**Stated task**
Would you transcribe all of the data exactly, down to the last character?

**Data supplied**
========================
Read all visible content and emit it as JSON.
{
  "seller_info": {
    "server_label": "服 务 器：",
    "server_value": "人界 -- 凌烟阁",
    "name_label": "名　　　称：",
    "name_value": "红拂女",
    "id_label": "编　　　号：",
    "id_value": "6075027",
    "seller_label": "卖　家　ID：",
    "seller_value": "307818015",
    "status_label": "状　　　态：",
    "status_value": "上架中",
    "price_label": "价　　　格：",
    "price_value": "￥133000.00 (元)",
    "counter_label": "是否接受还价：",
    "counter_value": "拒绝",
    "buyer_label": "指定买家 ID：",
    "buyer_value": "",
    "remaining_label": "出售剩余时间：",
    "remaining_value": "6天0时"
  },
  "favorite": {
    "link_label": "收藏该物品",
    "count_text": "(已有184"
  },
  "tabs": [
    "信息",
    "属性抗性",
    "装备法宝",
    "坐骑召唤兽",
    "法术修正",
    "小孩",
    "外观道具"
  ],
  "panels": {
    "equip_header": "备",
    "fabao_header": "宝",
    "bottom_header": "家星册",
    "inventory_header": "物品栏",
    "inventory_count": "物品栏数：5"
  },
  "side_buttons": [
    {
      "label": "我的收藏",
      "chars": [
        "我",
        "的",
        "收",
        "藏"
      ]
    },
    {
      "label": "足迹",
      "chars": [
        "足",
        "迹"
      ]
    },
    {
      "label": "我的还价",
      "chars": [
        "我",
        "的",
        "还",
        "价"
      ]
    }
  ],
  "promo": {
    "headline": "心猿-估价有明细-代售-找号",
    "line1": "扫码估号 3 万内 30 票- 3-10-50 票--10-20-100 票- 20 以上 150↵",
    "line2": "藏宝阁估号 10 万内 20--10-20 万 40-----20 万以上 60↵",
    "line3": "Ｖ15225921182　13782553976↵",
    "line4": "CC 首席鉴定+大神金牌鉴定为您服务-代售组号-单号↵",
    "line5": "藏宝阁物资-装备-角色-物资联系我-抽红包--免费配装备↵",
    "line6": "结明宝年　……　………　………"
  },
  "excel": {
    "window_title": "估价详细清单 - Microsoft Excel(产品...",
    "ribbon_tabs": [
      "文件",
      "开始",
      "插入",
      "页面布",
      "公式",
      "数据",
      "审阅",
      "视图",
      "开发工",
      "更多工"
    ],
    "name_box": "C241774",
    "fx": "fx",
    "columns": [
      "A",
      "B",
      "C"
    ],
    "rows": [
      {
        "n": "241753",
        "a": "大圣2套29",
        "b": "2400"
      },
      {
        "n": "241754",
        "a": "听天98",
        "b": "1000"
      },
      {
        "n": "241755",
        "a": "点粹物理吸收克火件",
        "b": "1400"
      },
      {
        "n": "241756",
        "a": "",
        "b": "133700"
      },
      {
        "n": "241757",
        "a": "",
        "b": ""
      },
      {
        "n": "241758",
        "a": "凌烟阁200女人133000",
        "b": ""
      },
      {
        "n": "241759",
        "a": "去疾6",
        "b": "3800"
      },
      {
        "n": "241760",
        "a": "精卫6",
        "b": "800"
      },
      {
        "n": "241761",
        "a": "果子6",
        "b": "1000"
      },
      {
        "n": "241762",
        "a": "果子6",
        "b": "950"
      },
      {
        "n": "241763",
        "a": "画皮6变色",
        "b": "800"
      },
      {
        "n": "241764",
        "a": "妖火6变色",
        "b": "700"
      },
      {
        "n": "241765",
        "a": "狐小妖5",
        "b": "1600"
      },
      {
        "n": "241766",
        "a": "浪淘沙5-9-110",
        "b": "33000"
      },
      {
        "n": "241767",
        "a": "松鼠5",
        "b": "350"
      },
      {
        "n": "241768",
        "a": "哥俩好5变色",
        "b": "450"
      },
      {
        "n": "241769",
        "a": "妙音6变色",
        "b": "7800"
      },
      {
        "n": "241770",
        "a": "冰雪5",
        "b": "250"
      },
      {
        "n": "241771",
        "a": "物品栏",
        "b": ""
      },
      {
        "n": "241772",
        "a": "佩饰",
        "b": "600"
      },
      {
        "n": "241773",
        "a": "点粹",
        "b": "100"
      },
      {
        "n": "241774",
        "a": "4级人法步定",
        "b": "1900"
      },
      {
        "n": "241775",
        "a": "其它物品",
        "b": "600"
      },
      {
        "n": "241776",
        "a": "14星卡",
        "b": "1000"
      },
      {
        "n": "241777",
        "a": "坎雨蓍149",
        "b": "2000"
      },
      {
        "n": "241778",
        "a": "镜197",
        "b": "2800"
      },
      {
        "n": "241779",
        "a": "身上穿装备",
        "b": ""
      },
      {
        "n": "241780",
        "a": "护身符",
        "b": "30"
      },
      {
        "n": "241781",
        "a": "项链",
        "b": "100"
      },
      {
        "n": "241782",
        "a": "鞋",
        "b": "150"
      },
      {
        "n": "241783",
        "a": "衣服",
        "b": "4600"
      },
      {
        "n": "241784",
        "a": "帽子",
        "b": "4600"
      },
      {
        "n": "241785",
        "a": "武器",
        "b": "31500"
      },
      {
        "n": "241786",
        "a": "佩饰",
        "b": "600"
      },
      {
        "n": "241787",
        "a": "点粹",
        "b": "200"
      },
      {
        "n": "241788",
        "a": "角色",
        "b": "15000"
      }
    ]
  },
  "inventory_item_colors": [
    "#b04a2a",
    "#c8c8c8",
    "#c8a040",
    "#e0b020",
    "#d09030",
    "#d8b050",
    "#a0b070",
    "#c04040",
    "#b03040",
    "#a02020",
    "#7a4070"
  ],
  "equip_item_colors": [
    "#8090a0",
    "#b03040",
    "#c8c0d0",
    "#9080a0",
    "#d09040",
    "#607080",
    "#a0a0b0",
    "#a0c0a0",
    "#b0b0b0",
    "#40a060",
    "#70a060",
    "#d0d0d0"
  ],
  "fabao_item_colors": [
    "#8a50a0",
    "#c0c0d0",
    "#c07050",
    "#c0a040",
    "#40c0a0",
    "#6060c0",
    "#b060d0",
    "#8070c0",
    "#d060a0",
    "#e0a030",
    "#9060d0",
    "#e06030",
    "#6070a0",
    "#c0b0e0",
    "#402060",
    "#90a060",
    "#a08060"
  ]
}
========================
**Solved exercise**
Read all visible content and emit it as JSON.
{
  "seller_info": {
    "server_label": "服 务 器：",
    "server_value": "人界 -- 凌烟阁",
    "name_label": "名　　　称：",
    "name_value": "红拂女",
    "id_label": "编　　　号：",
    "id_value": "6075027",
    "seller_label": "卖　家　ID：",
    "seller_value": "307818015",
    "status_label": "状　　　态：",
    "status_value": "上架中",
    "price_label": "价　　　格：",
    "price_value": "￥133000.00 (元)",
    "counter_label": "是否接受还价：",
    "counter_value": "拒绝",
    "buyer_label": "指定买家 ID：",
    "buyer_value": "",
    "remaining_label": "出售剩余时间：",
    "remaining_value": "6天0时"
  },
  "favorite": {
    "link_label": "收藏该物品",
    "count_text": "(已有184"
  },
  "tabs": [
    "信息",
    "属性抗性",
    "装备法宝",
    "坐骑召唤兽",
    "法术修正",
    "小孩",
    "外观道具"
  ],
  "panels": {
    "equip_header": "备",
    "fabao_header": "宝",
    "bottom_header": "家星册",
    "inventory_header": "物品栏",
    "inventory_count": "物品栏数：5"
  },
  "side_buttons": [
    {
      "label": "我的收藏",
      "chars": [
        "我",
        "的",
        "收",
        "藏"
      ]
    },
    {
      "label": "足迹",
      "chars": [
        "足",
        "迹"
      ]
    },
    {
      "label": "我的还价",
      "chars": [
        "我",
        "的",
        "还",
        "价"
      ]
    }
  ],
  "promo": {
    "headline": "心猿-估价有明细-代售-找号",
    "line1": "扫码估号 3 万内 30 票- 3-10-50 票--10-20-100 票- 20 以上 150↵",
    "line2": "藏宝阁估号 10 万内 20--10-20 万 40-----20 万以上 60↵",
    "line3": "Ｖ15225921182　13782553976↵",
    "line4": "CC 首席鉴定+大神金牌鉴定为您服务-代售组号-单号↵",
    "line5": "藏宝阁物资-装备-角色-物资联系我-抽红包--免费配装备↵",
    "line6": "结明宝年　……　………　………"
  },
  "excel": {
    "window_title": "估价详细清单 - Microsoft Excel(产品...",
    "ribbon_tabs": [
      "文件",
      "开始",
      "插入",
      "页面布",
      "公式",
      "数据",
      "审阅",
      "视图",
      "开发工",
      "更多工"
    ],
    "name_box": "C241774",
    "fx": "fx",
    "columns": [
      "A",
      "B",
      "C"
    ],
    "rows": [
      {
        "n": "241753",
        "a": "大圣2套29",
        "b": "2400"
      },
      {
        "n": "241754",
        "a": "听天98",
        "b": "1000"
      },
      {
        "n": "241755",
        "a": "点粹物理吸收克火件",
        "b": "1400"
      },
      {
        "n": "241756",
        "a": "",
        "b": "133700"
      },
      {
        "n": "241757",
        "a": "",
        "b": ""
      },
      {
        "n": "241758",
        "a": "凌烟阁200女人133000",
        "b": ""
      },
      {
        "n": "241759",
        "a": "去疾6",
        "b": "3800"
      },
      {
        "n": "241760",
        "a": "精卫6",
        "b": "800"
      },
      {
        "n": "241761",
        "a": "果子6",
        "b": "1000"
      },
      {
        "n": "241762",
        "a": "果子6",
        "b": "950"
      },
      {
        "n": "241763",
        "a": "画皮6变色",
        "b": "800"
      },
      {
        "n": "241764",
        "a": "妖火6变色",
        "b": "700"
      },
      {
        "n": "241765",
        "a": "狐小妖5",
        "b": "1600"
      },
      {
        "n": "241766",
        "a": "浪淘沙5-9-110",
        "b": "33000"
      },
      {
        "n": "241767",
        "a": "松鼠5",
        "b": "350"
      },
      {
        "n": "241768",
        "a": "哥俩好5变色",
        "b": "450"
      },
      {
        "n": "241769",
        "a": "妙音6变色",
        "b": "7800"
      },
      {
        "n": "241770",
        "a": "冰雪5",
        "b": "250"
      },
      {
        "n": "241771",
        "a": "物品栏",
        "b": ""
      },
      {
        "n": "241772",
        "a": "佩饰",
        "b": "600"
      },
      {
        "n": "241773",
        "a": "点粹",
        "b": "100"
      },
      {
        "n": "241774",
        "a": "4级人法步定",
        "b": "1900"
      },
      {
        "n": "241775",
        "a": "其它物品",
        "b": "600"
      },
      {
        "n": "241776",
        "a": "14星卡",
        "b": "1000"
      },
      {
        "n": "241777",
        "a": "坎雨蓍149",
        "b": "2000"
      },
      {
        "n": "241778",
        "a": "镜197",
        "b": "2800"
      },
      {
        "n": "241779",
        "a": "身上穿装备",
        "b": ""
      },
      {
        "n": "241780",
        "a": "护身符",
        "b": "30"
      },
      {
        "n": "241781",
        "a": "项链",
        "b": "100"
      },
      {
        "n": "241782",
        "a": "鞋",
        "b": "150"
      },
      {
        "n": "241783",
        "a": "衣服",
        "b": "4600"
      },
      {
        "n": "241784",
        "a": "帽子",
        "b": "4600"
      },
      {
        "n": "241785",
        "a": "武器",
        "b": "31500"
      },
      {
        "n": "241786",
        "a": "佩饰",
        "b": "600"
      },
      {
        "n": "241787",
        "a": "点粹",
        "b": "200"
      },
      {
        "n": "241788",
        "a": "角色",
        "b": "15000"
      }
    ]
  },
  "inventory_item_colors": [
    "#b04a2a",
    "#c8c8c8",
    "#c8a040",
    "#e0b020",
    "#d09030",
    "#d8b050",
    "#a0b070",
    "#c04040",
    "#b03040",
    "#a02020",
    "#7a4070"
  ],
  "equip_item_colors": [
    "#8090a0",
    "#b03040",
    "#c8c0d0",
    "#9080a0",
    "#d09040",
    "#607080",
    "#a0a0b0",
    "#a0c0a0",
    "#b0b0b0",
    "#40a060",
    "#70a060",
    "#d0d0d0"
  ],
  "fabao_item_colors": [
    "#8a50a0",
    "#c0c0d0",
    "#c07050",
    "#c0a040",
    "#40c0a0",
    "#6060c0",
    "#b060d0",
    "#8070c0",
    "#d060a0",
    "#e0a030",
    "#9060d0",
    "#e06030",
    "#6070a0",
    "#c0b0e0",
    "#402060",
    "#90a060",
    "#a08060"
  ]
}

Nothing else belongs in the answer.